-------- MATERIAL SUPPLIED
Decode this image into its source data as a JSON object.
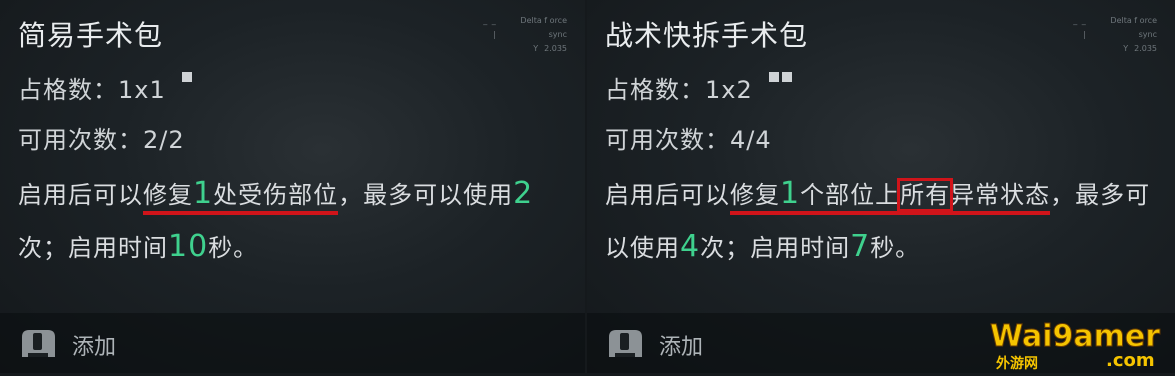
{
  "cards": [
    {
      "title": "简易手术包",
      "sync_line1": "Delta f orce sync",
      "sync_line2": "2.035",
      "sync_prefix2": "Y",
      "grid_label": "占格数：",
      "grid_value": "1x1",
      "uses_label": "可用次数：",
      "uses_value": "2/2",
      "desc": {
        "p1": "启用后可以",
        "u1": "修复",
        "u2": "1",
        "u3": "处受伤部位",
        "p2": "，最多可以使用",
        "n2": "2",
        "p3": "次；启用时间",
        "n3": "10",
        "p4": "秒。"
      },
      "add_label": "添加"
    },
    {
      "title": "战术快拆手术包",
      "sync_line1": "Delta f orce sync",
      "sync_line2": "2.035",
      "sync_prefix2": "Y",
      "grid_label": "占格数：",
      "grid_value": "1x2",
      "uses_label": "可用次数：",
      "uses_value": "4/4",
      "desc": {
        "p1": "启用后可以",
        "u1": "修复",
        "u2": "1",
        "u3": "个部位上",
        "box": "所有",
        "u4": "异常状态",
        "p2": "，最多可以使用",
        "n2": "4",
        "p3": "次；启用时间",
        "n3": "7",
        "p4": "秒。"
      },
      "add_label": "添加"
    }
  ],
  "watermark": {
    "text_main": "Wai9amer",
    "text_sub": "外游网",
    "text_com": ".com"
  },
  "colors": {
    "accent_green": "#3fd18e",
    "highlight_red": "#d0141a"
  }
}
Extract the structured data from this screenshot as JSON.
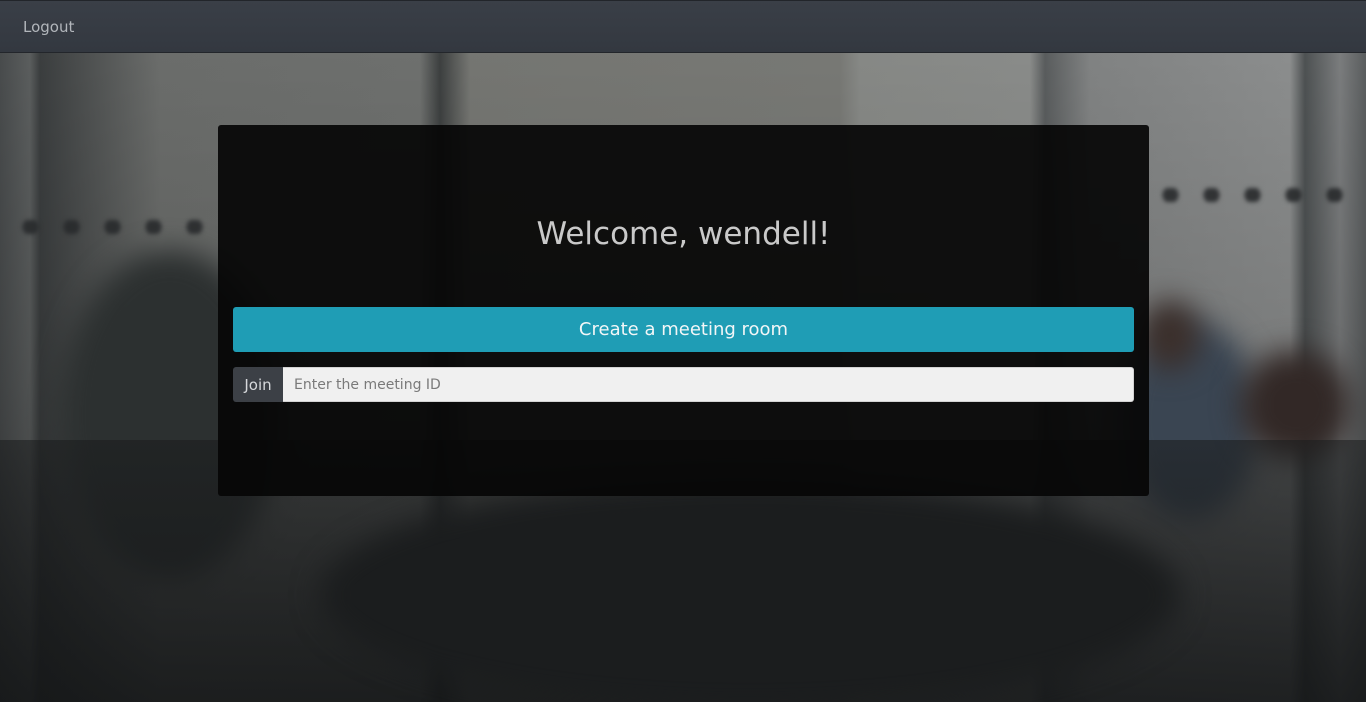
{
  "nav": {
    "logout_label": "Logout"
  },
  "card": {
    "welcome_text": "Welcome, wendell!",
    "create_button_label": "Create a meeting room",
    "join_label": "Join",
    "meeting_id_value": "",
    "meeting_id_placeholder": "Enter the meeting ID"
  },
  "colors": {
    "topbar": "#363b43",
    "create_button": "#1f9db5",
    "card_background": "#060606"
  }
}
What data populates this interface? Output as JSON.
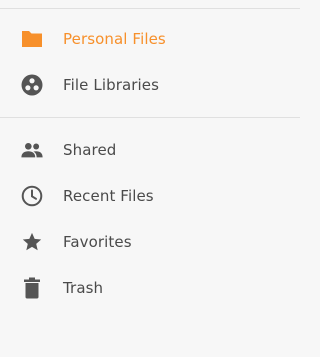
{
  "nav": {
    "primary": [
      {
        "label": "Personal Files",
        "icon": "folder-icon",
        "active": true
      },
      {
        "label": "File Libraries",
        "icon": "libraries-icon",
        "active": false
      }
    ],
    "secondary": [
      {
        "label": "Shared",
        "icon": "people-icon",
        "active": false
      },
      {
        "label": "Recent Files",
        "icon": "clock-icon",
        "active": false
      },
      {
        "label": "Favorites",
        "icon": "star-icon",
        "active": false
      },
      {
        "label": "Trash",
        "icon": "trash-icon",
        "active": false
      }
    ]
  },
  "colors": {
    "accent": "#f7902b",
    "icon": "#555555",
    "text": "#4a4a4a",
    "background": "#f7f7f7",
    "divider": "#e0e0e0"
  }
}
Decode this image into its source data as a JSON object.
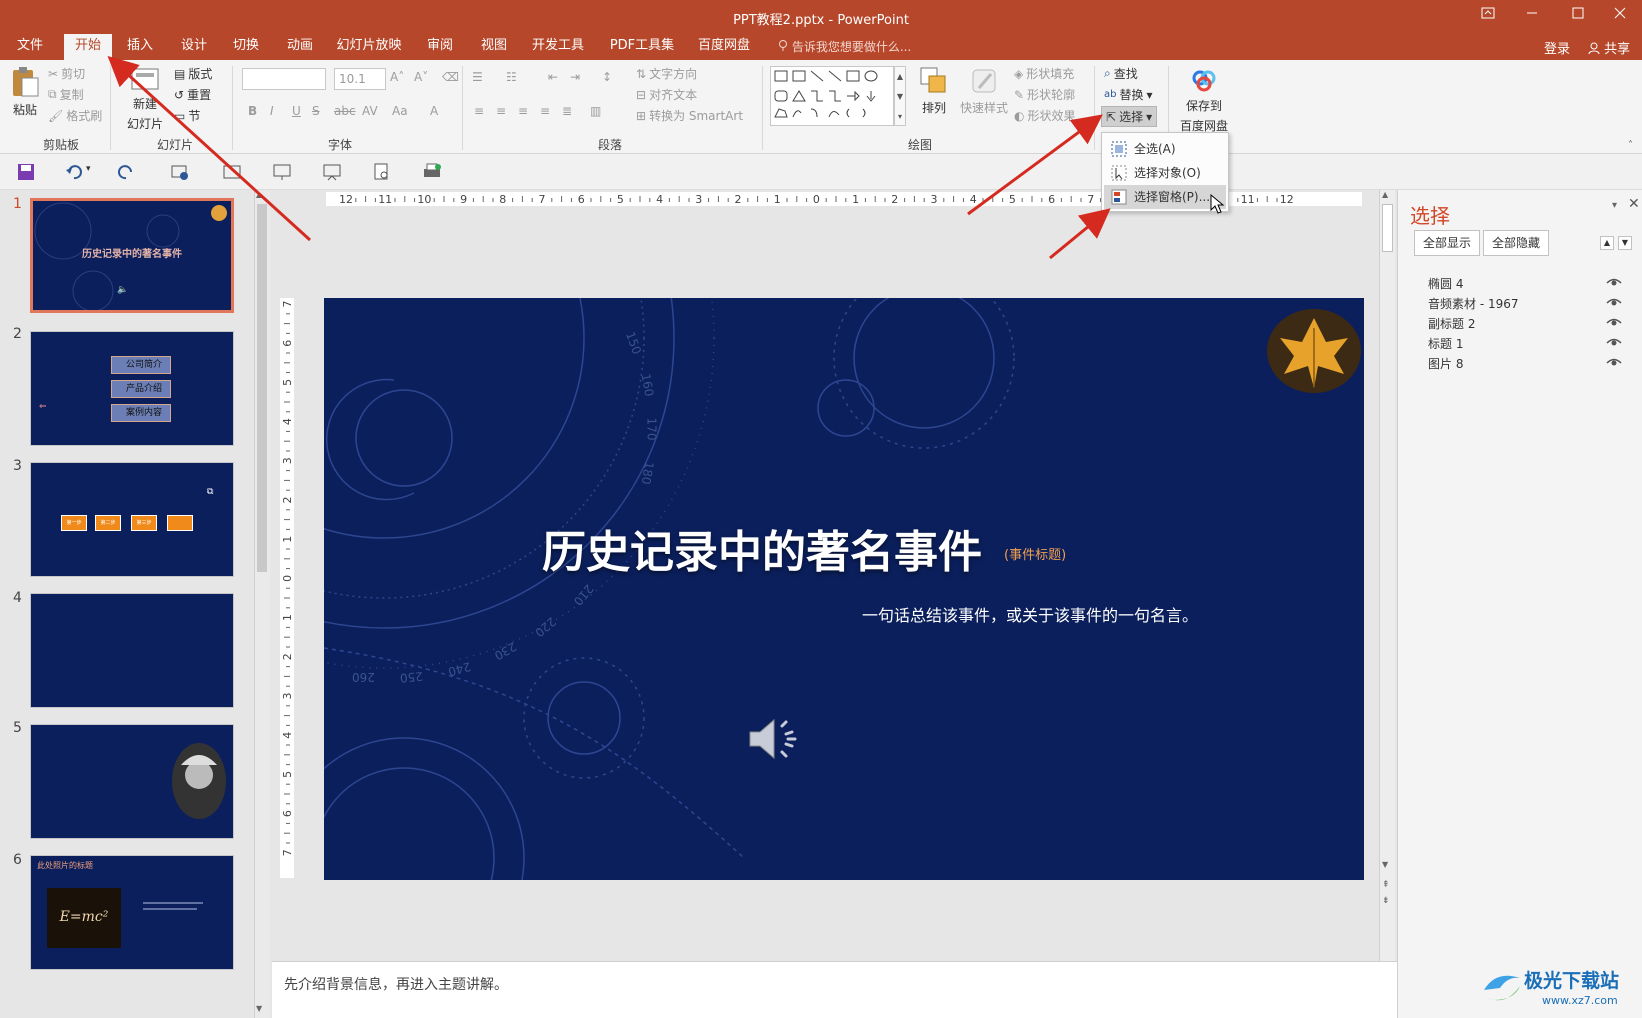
{
  "window": {
    "title": "PPT教程2.pptx - PowerPoint",
    "login": "登录",
    "share": "共享"
  },
  "tabs": [
    {
      "label": "文件"
    },
    {
      "label": "开始",
      "active": true
    },
    {
      "label": "插入"
    },
    {
      "label": "设计"
    },
    {
      "label": "切换"
    },
    {
      "label": "动画"
    },
    {
      "label": "幻灯片放映"
    },
    {
      "label": "审阅"
    },
    {
      "label": "视图"
    },
    {
      "label": "开发工具"
    },
    {
      "label": "PDF工具集"
    },
    {
      "label": "百度网盘"
    }
  ],
  "tellme": "告诉我您想要做什么...",
  "ribbon": {
    "clipboard": {
      "label": "剪贴板",
      "paste": "粘贴",
      "cut": "剪切",
      "copy": "复制",
      "format_painter": "格式刷"
    },
    "slides": {
      "label": "幻灯片",
      "new_slide_1": "新建",
      "new_slide_2": "幻灯片",
      "layout": "版式",
      "reset": "重置",
      "section": "节"
    },
    "font": {
      "label": "字体",
      "font_size": "10.1"
    },
    "paragraph": {
      "label": "段落",
      "text_direction": "文字方向",
      "align_text": "对齐文本",
      "smartart": "转换为 SmartArt"
    },
    "drawing": {
      "label": "绘图",
      "arrange": "排列",
      "quick_styles": "快速样式",
      "shape_fill": "形状填充",
      "shape_outline": "形状轮廓",
      "shape_effects": "形状效果"
    },
    "editing": {
      "find": "查找",
      "replace": "替换",
      "select": "选择"
    },
    "baidu": {
      "save_1": "保存到",
      "save_2": "百度网盘"
    }
  },
  "select_menu": [
    {
      "label": "全选(A)"
    },
    {
      "label": "选择对象(O)"
    },
    {
      "label": "选择窗格(P)...",
      "highlighted": true
    }
  ],
  "ruler": {
    "h_ticks": [
      "12",
      "11",
      "10",
      "9",
      "8",
      "7",
      "6",
      "5",
      "4",
      "3",
      "2",
      "1",
      "0",
      "1",
      "2",
      "3",
      "4",
      "5",
      "6",
      "7",
      "8",
      "9",
      "10",
      "11",
      "12"
    ],
    "v_ticks": [
      "7",
      "6",
      "5",
      "4",
      "3",
      "2",
      "1",
      "0",
      "1",
      "2",
      "3",
      "4",
      "5",
      "6",
      "7"
    ]
  },
  "thumbnails": [
    {
      "num": "1",
      "selected": true,
      "title": "历史记录中的著名事件"
    },
    {
      "num": "2",
      "items": [
        "公司简介",
        "产品介绍",
        "案例内容"
      ]
    },
    {
      "num": "3",
      "steps": [
        "第一步",
        "第二步",
        "第三步"
      ]
    },
    {
      "num": "4"
    },
    {
      "num": "5"
    },
    {
      "num": "6",
      "title": "此处照片的标题",
      "formula": "E=mc²"
    }
  ],
  "slide": {
    "title": "历史记录中的著名事件",
    "tag": "(事件标题)",
    "subtitle": "一句话总结该事件，或关于该事件的一句名言。",
    "dial_labels": [
      "150",
      "160",
      "170",
      "180",
      "210",
      "220",
      "230",
      "240",
      "250",
      "260"
    ]
  },
  "notes": "先介绍背景信息，再进入主题讲解。",
  "selection_pane": {
    "title": "选择",
    "show_all": "全部显示",
    "hide_all": "全部隐藏",
    "layers": [
      "椭圆 4",
      "音频素材 - 1967",
      "副标题 2",
      "标题 1",
      "图片 8"
    ]
  },
  "watermark": {
    "name": "极光下载站",
    "url": "www.xz7.com"
  },
  "colors": {
    "accent": "#b7472a",
    "slide_bg": "#0b1f5c",
    "pane_title": "#d24726",
    "annotation_arrow": "#d42a1f"
  }
}
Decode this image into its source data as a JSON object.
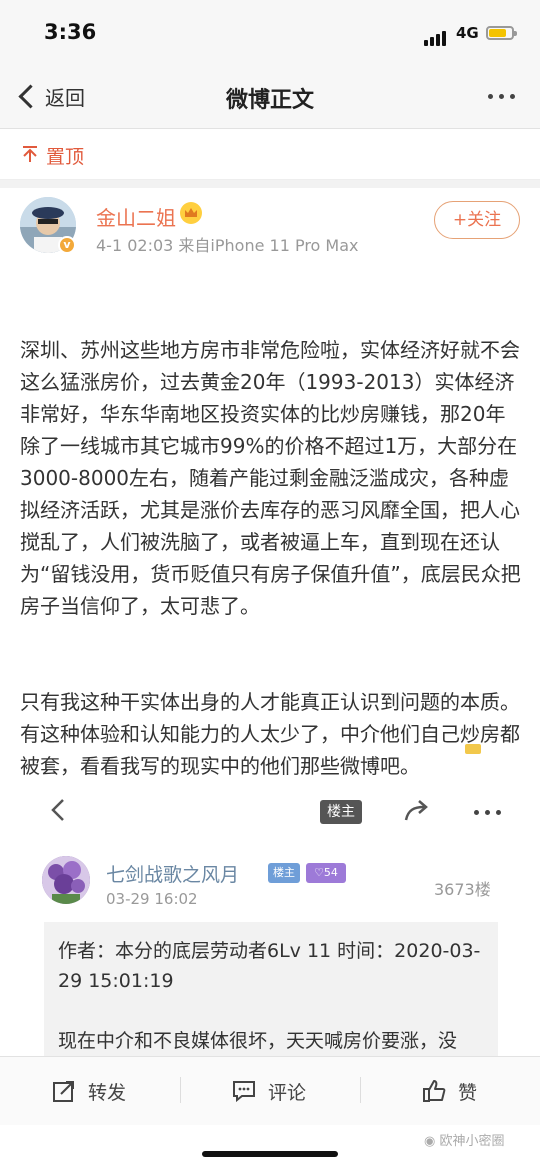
{
  "status_bar": {
    "time": "3:36",
    "network": "4G"
  },
  "nav": {
    "back_label": "返回",
    "title": "微博正文"
  },
  "pinned": {
    "label": "置顶"
  },
  "post": {
    "author": "金山二姐",
    "meta": "4-1 02:03  来自iPhone 11 Pro Max",
    "follow_label": "+关注",
    "paragraphs": [
      "深圳、苏州这些地方房市非常危险啦，实体经济好就不会这么猛涨房价，过去黄金20年（1993-2013）实体经济非常好，华东华南地区投资实体的比炒房赚钱，那20年除了一线城市其它城市99%的价格不超过1万，大部分在3000-8000左右，随着产能过剩金融泛滥成灾，各种虚拟经济活跃，尤其是涨价去库存的恶习风靡全国，把人心搅乱了，人们被洗脑了，或者被逼上车，直到现在还认为“留钱没用，货币贬值只有房子保值升值”，底层民众把房子当信仰了，太可悲了。",
      "只有我这种干实体出身的人才能真正认识到问题的本质。有这种体验和认知能力的人太少了，中介他们自己炒房都被套，看看我写的现实中的他们那些微博吧。"
    ]
  },
  "embedded": {
    "toolbar_tag": "楼主",
    "comment": {
      "name": "七剑战歌之风月",
      "tag_lz": "楼主",
      "tag_level": "♡54",
      "time": "03-29 16:02",
      "floor": "3673楼",
      "quote_lines": [
        "作者：本分的底层劳动者6Lv 11 时间：2020-03-29 15:01:19",
        "现在中介和不良媒体很坏，天天喊房价要涨，没"
      ]
    }
  },
  "bottom_bar": {
    "repost": "转发",
    "comment": "评论",
    "like": "赞"
  },
  "watermark": "欧神小密圈"
}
----------------
OBJECTIVE:
Scan the lines above for "icon", then copy every one that has it.

COMPLETE OUTPUT:
        "icon": "folder-icon",
        "icon": "libraries-icon",
        "icon": "people-icon",
        "icon": "clock-icon",
        "icon": "star-icon",
        "icon": "trash-icon",
    "icon": "#555555",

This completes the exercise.